> _Problem statement_:
Rewrite the passage on concert hall acoustics below, starting at "When you talk" and ending at "to be suppressed.", with "microphone" replaced by "recorder".

> _Quoted passage_:
start
Engel and Reinhold agree that the sharpest criticisms of the Concert Hall is unfair. “The acoustics are actually pretty good,” says Reinhold (who prefers Bob Marley). But the partially vaulted ceiling creates an unwanted reverberation. "We’re looking for the best results we can get,” he says. 

Which is the point of the new reflectors, prototypes of which were tested in November 2016. A key challenge is to stop sound disappearing into the void above the stage which makes it hard for players to properly hear each other. Niels Erik Lund is a sound engineer who worked on Copenhagen’s spectacular Jean Nouvel-designed DR Koncerthuset and is now overseeing the works in the Sydney Opera House Concert Hall. Lund (who likes The Beatles, Beethoven and anything that makes him dance) says audiences will immediately appreciate how much better orchestras play, and hence sound.

“It’s a complex process but it’s really a very easy or simple thing. When you hear yourself, you’re able to play much better. The players have been struggling for a long time,” Lund says. “It was the same in Copenhagen. It’s like walking in the dark and someone turns on the light.” 

“Improving the acoustics is a critical part of Renewal.”

Louise Herron, CEO of the Sydney Opera House

The key to improving the acoustics of a concert hall lies in getting a better mix of ‘direct sound’ – which comes to your ear straight from the stage, and ‘reflected sound’ which travels to listeners via walls, the ceiling and other surfaces. Because reflected sound travels further, it reaches your ear a fraction of a second later. The reflections depend on the shape of the room and where you and the performers are sitting.

There is no such thing as a perfect concert hall, in part because ‘good acoustics’ depend on what’s being played. Gregorian chants sound best in rooms with long reverberation times that emulate the churches and cathedrals in which they were first sung. But rock music played in a church would create an almighty din, an aural soup of dominating reflected sound energy. Another variable is the preference of the listener.  Some like to feel enveloped by the sound of an orchestra, carrying them away on a cloud of aural bliss. Others prefer the clarity of more direct soundwaves that enables, with studied concentration, the sound of each individual instrument to be heard.  

Hold on tight – we’re about to dive into some elementary acoustics, and circle back to that mysterious phenomenon that makes a room seem more present in a recording than when you were actually in the room. The 'law of the first wavefront' – also known as the precedence effect – describes the way in which your brain is programmed to suppress early reflections from the same sound source. Your brain gives less weight to sound that hits your ear within a fraction of a second – around 80 milliseconds for music – after the direct sound. If it hits significantly later, it tends to be heard as an echo.

“It goes back to human evolution,” says James Heddle, an acoustician who’s not involved with the works underway at the Opera House but has advised on other halls around Australia. “If you’re in a forest and you’re being chased by a tiger, you want to know where the tiger is, not where its sound reflections are coming from. So your brain gives more attention to the direct sound coming from the tiger than to the reflected part.”

When you talk to someone in a room your brain suppresses the reflections of their voice that hit your ear after first hitting the walls and the ceiling. But the microphone picks up all the sound bouncing off the walls. So when you listen back to that recording through speakers or headphones, your brain treats all of the sound as direct. There is no reflected sound to be suppressed.
end
> _Dataset content_:
start
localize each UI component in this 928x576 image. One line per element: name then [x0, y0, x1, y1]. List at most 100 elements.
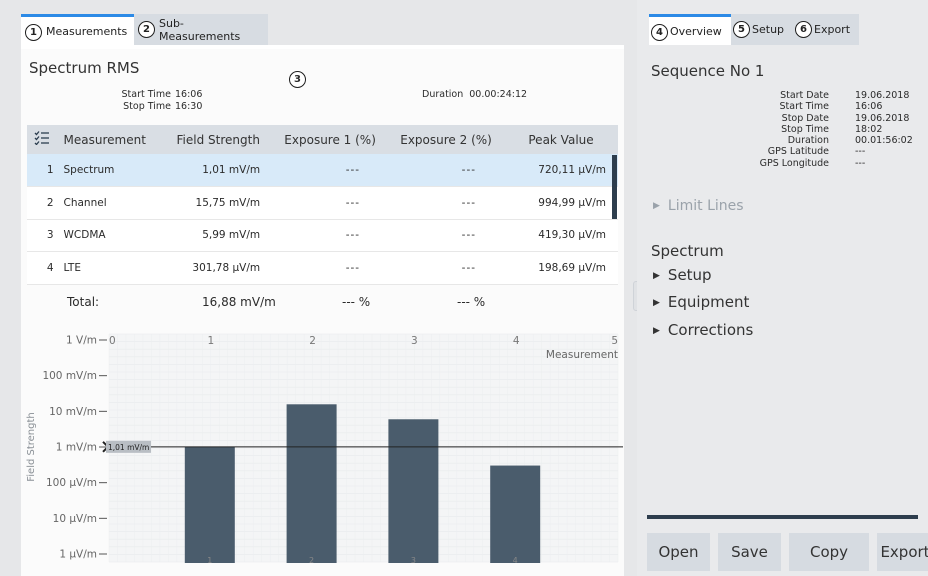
- x-tick-label-top: 4: [513, 335, 520, 347]
- info-row: Start Date 19.06.2018: [737, 90, 913, 101]
- info-label: Start Date: [780, 90, 829, 101]
- row-exposure-1: ---: [272, 219, 389, 252]
- y-tick-label: 10 mV/m: [49, 406, 97, 418]
- expander-label: Limit Lines: [667, 198, 744, 214]
- col-peak-value[interactable]: Peak Value: [504, 125, 618, 154]
- row-peak-value: 419,30 µV/m: [504, 219, 618, 252]
- row-exposure-2: ---: [388, 186, 505, 220]
- y-tick-label: 10 µV/m: [53, 513, 97, 525]
- callout-badge: 1: [25, 24, 42, 41]
- duration-value: 00.00:24:12: [469, 89, 528, 100]
- callout-badge: 5: [733, 21, 750, 38]
- list-settings-icon[interactable]: [27, 125, 58, 154]
- col-exposure-1[interactable]: Exposure 1 (%): [272, 125, 389, 154]
- start-time-label: Start Time: [121, 89, 171, 100]
- start-time-value: 16:06: [175, 89, 203, 100]
- open-button[interactable]: Open: [647, 533, 710, 571]
- expand-arrow-icon: ▶: [653, 326, 660, 336]
- callout-badge: 2: [138, 21, 155, 38]
- col-exposure-2[interactable]: Exposure 2 (%): [388, 125, 505, 154]
- tab-setup[interactable]: 5 Setup: [731, 14, 793, 45]
- col-measurement[interactable]: Measurement: [57, 125, 165, 154]
- table-row[interactable]: 2 Channel 15,75 mV/m --- --- 994,99 µV/m: [27, 186, 618, 220]
- info-label: GPS Longitude: [759, 157, 829, 169]
- save-button[interactable]: Save: [718, 533, 781, 571]
- row-index: 2: [27, 186, 58, 220]
- total-label: Total:: [67, 295, 100, 309]
- duration-info: Duration 00.00:24:12: [422, 89, 527, 100]
- sequence-info: Start Date 19.06.2018 Start Time 16:06 Sto…: [737, 90, 913, 169]
- y-axis-label: Field Strength: [26, 412, 37, 482]
- tab-label: Sub-Measurements: [159, 16, 241, 43]
- tab-label: Measurements: [46, 24, 128, 38]
- table-header-row: Measurement Field Strength Exposure 1 (%…: [27, 125, 618, 154]
- row-index: 4: [27, 251, 58, 285]
- page-title: Spectrum RMS: [29, 59, 140, 77]
- x-tick-label-top: 0: [109, 335, 116, 347]
- measurement-table: Measurement Field Strength Exposure 1 (%…: [27, 125, 618, 285]
- y-tick-label: 1 mV/m: [56, 442, 97, 454]
- tab-label: Overview: [670, 24, 722, 38]
- tab-export[interactable]: 6 Export: [793, 14, 859, 45]
- row-peak-value: 994,99 µV/m: [504, 186, 618, 220]
- info-row: GPS Latitude ---: [737, 146, 913, 157]
- x-tick-label-top: 1: [207, 335, 214, 347]
- copy-button[interactable]: Copy: [789, 533, 869, 571]
- info-value: 00.01:56:02: [855, 135, 913, 147]
- corrections-expander[interactable]: ▶ Corrections: [653, 321, 753, 339]
- info-label: GPS Latitude: [767, 146, 829, 158]
- x-tick-label-top: 2: [309, 335, 316, 347]
- row-field-strength: 15,75 mV/m: [164, 186, 273, 220]
- table-row[interactable]: 3 WCDMA 5,99 mV/m --- --- 419,30 µV/m: [27, 219, 618, 252]
- table-scrollbar[interactable]: [612, 155, 617, 219]
- row-peak-value: 198,69 µV/m: [504, 251, 618, 285]
- callout-badge: 3: [289, 71, 306, 88]
- info-label: Duration: [787, 135, 829, 147]
- info-value: 19.06.2018: [855, 90, 910, 101]
- x-tick-label-top: 3: [411, 335, 418, 347]
- x-tick-label-bottom: 2: [309, 556, 314, 565]
- y-tick-label: 100 µV/m: [46, 477, 97, 489]
- col-field-strength[interactable]: Field Strength: [164, 125, 273, 154]
- row-name: LTE: [57, 251, 165, 285]
- setup-expander[interactable]: ▶ Setup: [653, 266, 712, 284]
- tab-measurements[interactable]: 1 Measurements: [21, 14, 134, 45]
- info-value: 16:06: [855, 101, 883, 113]
- callout-badge: 4: [651, 24, 668, 41]
- expander-label: Setup: [667, 266, 712, 284]
- time-info: Start Time 16:06 Stop Time 16:30: [118, 89, 203, 113]
- info-row: GPS Longitude ---: [737, 158, 913, 169]
- stop-time-value: 16:30: [175, 101, 203, 112]
- total-exposure-2: --- %: [457, 295, 486, 309]
- info-row: Duration 00.01:56:02: [737, 135, 913, 146]
- expand-arrow-icon: ▶: [653, 298, 660, 308]
- table-row[interactable]: 4 LTE 301,78 µV/m --- --- 198,69 µV/m: [27, 251, 618, 285]
- row-exposure-2: ---: [388, 251, 505, 285]
- right-tab-bar: 4 Overview 5 Setup 6 Export: [649, 14, 859, 45]
- callout-badge: 6: [795, 21, 812, 38]
- row-exposure-1: ---: [272, 186, 389, 220]
- chart-svg: Field Strength 1 V/m 100 mV/m 10 mV/m 1 mV/m…: [26, 333, 623, 565]
- tab-label: Export: [814, 23, 851, 36]
- info-value: 18:02: [855, 123, 883, 135]
- info-row: Stop Time 18:02: [737, 124, 913, 135]
- row-exposure-2: ---: [388, 219, 505, 252]
- table-row[interactable]: 1 Spectrum 1,01 mV/m --- --- 720,11 µV/m: [27, 154, 618, 187]
- y-tick-label: 100 mV/m: [42, 370, 97, 382]
- export-button[interactable]: Export: [877, 533, 928, 571]
- y-tick-label: 1 µV/m: [59, 549, 97, 561]
- top-strip: [0, 0, 636, 14]
- row-exposure-2: ---: [388, 154, 505, 187]
- x-tick-label-bottom: 1: [207, 556, 212, 565]
- x-tick-label-top: 5: [611, 335, 618, 347]
- limit-lines-expander[interactable]: ▶ Limit Lines: [653, 198, 744, 214]
- tab-overview[interactable]: 4 Overview: [649, 14, 731, 45]
- duration-label: Duration: [422, 89, 464, 100]
- info-label: Stop Date: [781, 112, 829, 124]
- bar: [184, 446, 235, 563]
- equipment-expander[interactable]: ▶ Equipment: [653, 293, 749, 311]
- progress-bar: [647, 515, 918, 519]
- tab-sub-measurements[interactable]: 2 Sub-Measurements: [134, 14, 268, 45]
- info-value: ---: [855, 146, 866, 158]
- x-tick-label-bottom: 4: [513, 556, 518, 565]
end
> _Correct response_:
When you talk to someone in a room your brain suppresses the reflections of their voice that hit your ear after first hitting the walls and the ceiling. But the recorder picks up all the sound bouncing off the walls. So when you listen back to that recording through speakers or headphones, your brain treats all of the sound as direct. There is no reflected sound to be suppressed.